Without the pictures, copy all the entries below exactly.
------ INFORMATION PROVIDED
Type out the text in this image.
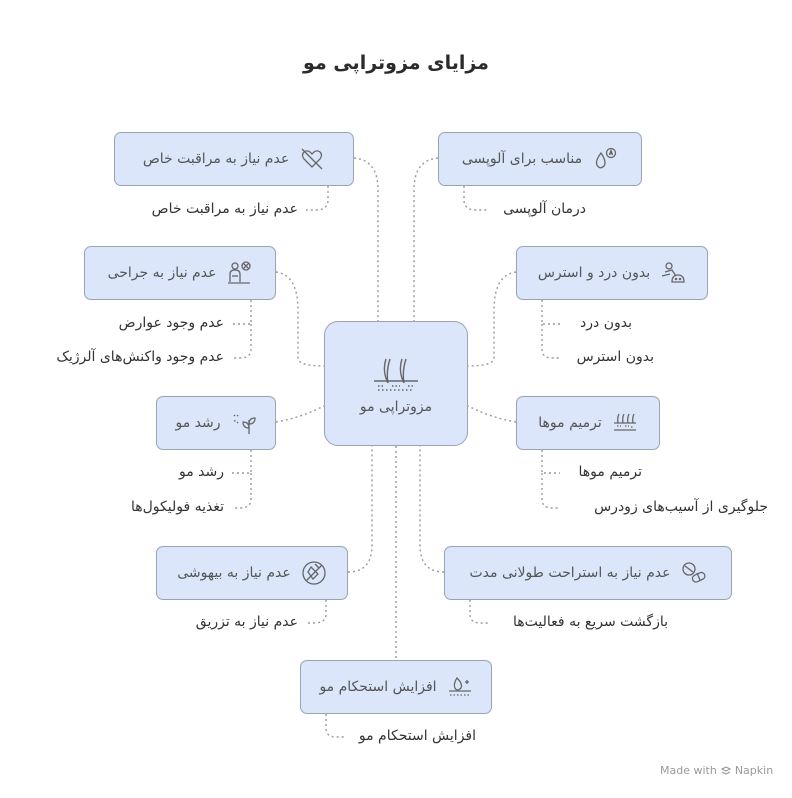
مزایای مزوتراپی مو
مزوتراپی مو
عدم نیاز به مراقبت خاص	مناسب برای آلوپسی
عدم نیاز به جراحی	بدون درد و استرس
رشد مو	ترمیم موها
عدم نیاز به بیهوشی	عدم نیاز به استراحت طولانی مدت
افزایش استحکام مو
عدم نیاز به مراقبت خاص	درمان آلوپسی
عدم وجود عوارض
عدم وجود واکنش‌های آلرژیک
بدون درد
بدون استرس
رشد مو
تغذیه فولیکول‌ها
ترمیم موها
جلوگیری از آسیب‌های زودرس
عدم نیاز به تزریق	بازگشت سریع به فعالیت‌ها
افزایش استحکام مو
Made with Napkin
------------
:: EXERCISE ANSWER ::
Type out the text in this image.
مزایای مزوتراپی مو
مزوتراپی مو
عدم نیاز به مراقبت خاص	مناسب برای آلوپسی
عدم نیاز به جراحی	بدون درد و استرس
رشد مو	ترمیم موها
عدم نیاز به بیهوشی	عدم نیاز به استراحت طولانی مدت
افزایش استحکام مو
عدم نیاز به مراقبت خاص	درمان آلوپسی
عدم وجود عوارض
عدم وجود واکنش‌های آلرژیک
بدون درد
بدون استرس
رشد مو
تغذیه فولیکول‌ها
ترمیم موها
جلوگیری از آسیب‌های زودرس
عدم نیاز به تزریق	بازگشت سریع به فعالیت‌ها
افزایش استحکام مو
Made with Napkin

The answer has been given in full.